§ **INFORMATION SUPPLIED**:
>> Start
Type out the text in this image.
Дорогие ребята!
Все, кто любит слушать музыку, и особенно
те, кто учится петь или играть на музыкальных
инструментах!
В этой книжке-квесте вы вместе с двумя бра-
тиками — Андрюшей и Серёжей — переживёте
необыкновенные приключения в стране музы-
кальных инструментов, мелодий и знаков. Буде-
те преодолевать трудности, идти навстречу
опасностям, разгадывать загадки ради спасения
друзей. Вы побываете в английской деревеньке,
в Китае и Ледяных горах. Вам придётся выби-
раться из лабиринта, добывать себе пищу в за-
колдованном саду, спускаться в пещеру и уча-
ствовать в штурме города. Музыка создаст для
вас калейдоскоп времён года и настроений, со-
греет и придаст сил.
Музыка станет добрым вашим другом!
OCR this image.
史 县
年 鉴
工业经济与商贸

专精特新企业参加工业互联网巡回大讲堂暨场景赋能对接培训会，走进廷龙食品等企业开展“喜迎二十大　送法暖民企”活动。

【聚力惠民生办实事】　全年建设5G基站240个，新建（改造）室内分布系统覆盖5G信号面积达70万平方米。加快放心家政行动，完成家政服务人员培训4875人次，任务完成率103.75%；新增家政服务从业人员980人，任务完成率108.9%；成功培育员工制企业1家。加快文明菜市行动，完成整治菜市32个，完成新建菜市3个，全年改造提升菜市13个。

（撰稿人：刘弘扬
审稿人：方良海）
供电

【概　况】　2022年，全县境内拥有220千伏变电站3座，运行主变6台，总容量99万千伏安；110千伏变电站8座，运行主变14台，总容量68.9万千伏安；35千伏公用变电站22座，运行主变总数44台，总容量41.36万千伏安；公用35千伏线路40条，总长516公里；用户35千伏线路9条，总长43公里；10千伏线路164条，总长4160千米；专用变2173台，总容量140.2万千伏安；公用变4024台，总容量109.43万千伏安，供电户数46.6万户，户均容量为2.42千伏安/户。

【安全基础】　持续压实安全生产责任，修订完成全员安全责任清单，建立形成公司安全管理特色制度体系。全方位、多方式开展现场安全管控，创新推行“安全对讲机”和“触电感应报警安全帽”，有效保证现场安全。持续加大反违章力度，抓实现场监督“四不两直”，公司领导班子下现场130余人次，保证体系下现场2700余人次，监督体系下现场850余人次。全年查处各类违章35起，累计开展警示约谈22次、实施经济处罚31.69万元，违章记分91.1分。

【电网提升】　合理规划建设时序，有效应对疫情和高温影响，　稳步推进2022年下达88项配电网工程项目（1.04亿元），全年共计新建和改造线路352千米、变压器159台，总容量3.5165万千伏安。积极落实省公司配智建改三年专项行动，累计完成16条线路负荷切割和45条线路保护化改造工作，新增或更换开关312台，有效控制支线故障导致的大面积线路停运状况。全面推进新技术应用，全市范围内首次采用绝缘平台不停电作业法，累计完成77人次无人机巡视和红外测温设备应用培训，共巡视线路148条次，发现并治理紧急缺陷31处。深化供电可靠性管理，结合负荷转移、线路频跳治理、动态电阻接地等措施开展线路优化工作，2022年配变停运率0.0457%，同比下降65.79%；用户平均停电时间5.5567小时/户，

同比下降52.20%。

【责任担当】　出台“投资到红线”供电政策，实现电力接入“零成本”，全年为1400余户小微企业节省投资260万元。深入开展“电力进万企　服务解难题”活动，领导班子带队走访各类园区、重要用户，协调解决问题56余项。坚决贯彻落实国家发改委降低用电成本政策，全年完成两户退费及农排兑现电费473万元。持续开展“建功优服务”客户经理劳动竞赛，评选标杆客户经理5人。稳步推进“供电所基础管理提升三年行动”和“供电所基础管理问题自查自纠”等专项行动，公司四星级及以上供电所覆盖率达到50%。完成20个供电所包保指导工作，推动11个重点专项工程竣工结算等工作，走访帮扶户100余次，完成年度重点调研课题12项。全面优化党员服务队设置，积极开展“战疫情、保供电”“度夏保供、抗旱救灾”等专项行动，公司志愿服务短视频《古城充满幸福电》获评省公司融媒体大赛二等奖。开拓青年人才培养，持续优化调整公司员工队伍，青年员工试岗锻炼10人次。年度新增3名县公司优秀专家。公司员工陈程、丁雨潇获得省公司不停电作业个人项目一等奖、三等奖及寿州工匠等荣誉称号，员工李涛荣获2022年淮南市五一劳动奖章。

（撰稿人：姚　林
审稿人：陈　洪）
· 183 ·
>> End
§ **PROBLEM TO WORK ON**: Nothing in the listing may be changed; retype it all exactly.

§ **ANSWER TO THIS PROBLEM**:
Type out the text in this image.
Дорогие ребята!
Все, кто любит слушать музыку, и особенно
те, кто учится петь или играть на музыкальных
инструментах!
В этой книжке-квесте вы вместе с двумя бра-
тиками — Андрюшей и Серёжей — переживёте
необыкновенные приключения в стране музы-
кальных инструментов, мелодий и знаков. Буде-
те преодолевать трудности, идти навстречу
опасностям, разгадывать загадки ради спасения
друзей. Вы побываете в английской деревеньке,
в Китае и Ледяных горах. Вам придётся выби-
раться из лабиринта, добывать себе пищу в за-
колдованном саду, спускаться в пещеру и уча-
ствовать в штурме города. Музыка создаст для
вас калейдоскоп времён года и настроений, со-
греет и придаст сил.
Музыка станет добрым вашим другом!
OCR this image.
史 县
年 鉴
工业经济与商贸

专精特新企业参加工业互联网巡回大讲堂暨场景赋能对接培训会，走进廷龙食品等企业开展“喜迎二十大　送法暖民企”活动。

【聚力惠民生办实事】　全年建设5G基站240个，新建（改造）室内分布系统覆盖5G信号面积达70万平方米。加快放心家政行动，完成家政服务人员培训4875人次，任务完成率103.75%；新增家政服务从业人员980人，任务完成率108.9%；成功培育员工制企业1家。加快文明菜市行动，完成整治菜市32个，完成新建菜市3个，全年改造提升菜市13个。

（撰稿人：刘弘扬
审稿人：方良海）
供电

【概　况】　2022年，全县境内拥有220千伏变电站3座，运行主变6台，总容量99万千伏安；110千伏变电站8座，运行主变14台，总容量68.9万千伏安；35千伏公用变电站22座，运行主变总数44台，总容量41.36万千伏安；公用35千伏线路40条，总长516公里；用户35千伏线路9条，总长43公里；10千伏线路164条，总长4160千米；专用变2173台，总容量140.2万千伏安；公用变4024台，总容量109.43万千伏安，供电户数46.6万户，户均容量为2.42千伏安/户。

【安全基础】　持续压实安全生产责任，修订完成全员安全责任清单，建立形成公司安全管理特色制度体系。全方位、多方式开展现场安全管控，创新推行“安全对讲机”和“触电感应报警安全帽”，有效保证现场安全。持续加大反违章力度，抓实现场监督“四不两直”，公司领导班子下现场130余人次，保证体系下现场2700余人次，监督体系下现场850余人次。全年查处各类违章35起，累计开展警示约谈22次、实施经济处罚31.69万元，违章记分91.1分。

【电网提升】　合理规划建设时序，有效应对疫情和高温影响，　稳步推进2022年下达88项配电网工程项目（1.04亿元），全年共计新建和改造线路352千米、变压器159台，总容量3.5165万千伏安。积极落实省公司配智建改三年专项行动，累计完成16条线路负荷切割和45条线路保护化改造工作，新增或更换开关312台，有效控制支线故障导致的大面积线路停运状况。全面推进新技术应用，全市范围内首次采用绝缘平台不停电作业法，累计完成77人次无人机巡视和红外测温设备应用培训，共巡视线路148条次，发现并治理紧急缺陷31处。深化供电可靠性管理，结合负荷转移、线路频跳治理、动态电阻接地等措施开展线路优化工作，2022年配变停运率0.0457%，同比下降65.79%；用户平均停电时间5.5567小时/户，

同比下降52.20%。

【责任担当】　出台“投资到红线”供电政策，实现电力接入“零成本”，全年为1400余户小微企业节省投资260万元。深入开展“电力进万企　服务解难题”活动，领导班子带队走访各类园区、重要用户，协调解决问题56余项。坚决贯彻落实国家发改委降低用电成本政策，全年完成两户退费及农排兑现电费473万元。持续开展“建功优服务”客户经理劳动竞赛，评选标杆客户经理5人。稳步推进“供电所基础管理提升三年行动”和“供电所基础管理问题自查自纠”等专项行动，公司四星级及以上供电所覆盖率达到50%。完成20个供电所包保指导工作，推动11个重点专项工程竣工结算等工作，走访帮扶户100余次，完成年度重点调研课题12项。全面优化党员服务队设置，积极开展“战疫情、保供电”“度夏保供、抗旱救灾”等专项行动，公司志愿服务短视频《古城充满幸福电》获评省公司融媒体大赛二等奖。开拓青年人才培养，持续优化调整公司员工队伍，青年员工试岗锻炼10人次。年度新增3名县公司优秀专家。公司员工陈程、丁雨潇获得省公司不停电作业个人项目一等奖、三等奖及寿州工匠等荣誉称号，员工李涛荣获2022年淮南市五一劳动奖章。

（撰稿人：姚　林
审稿人：陈　洪）
· 183 ·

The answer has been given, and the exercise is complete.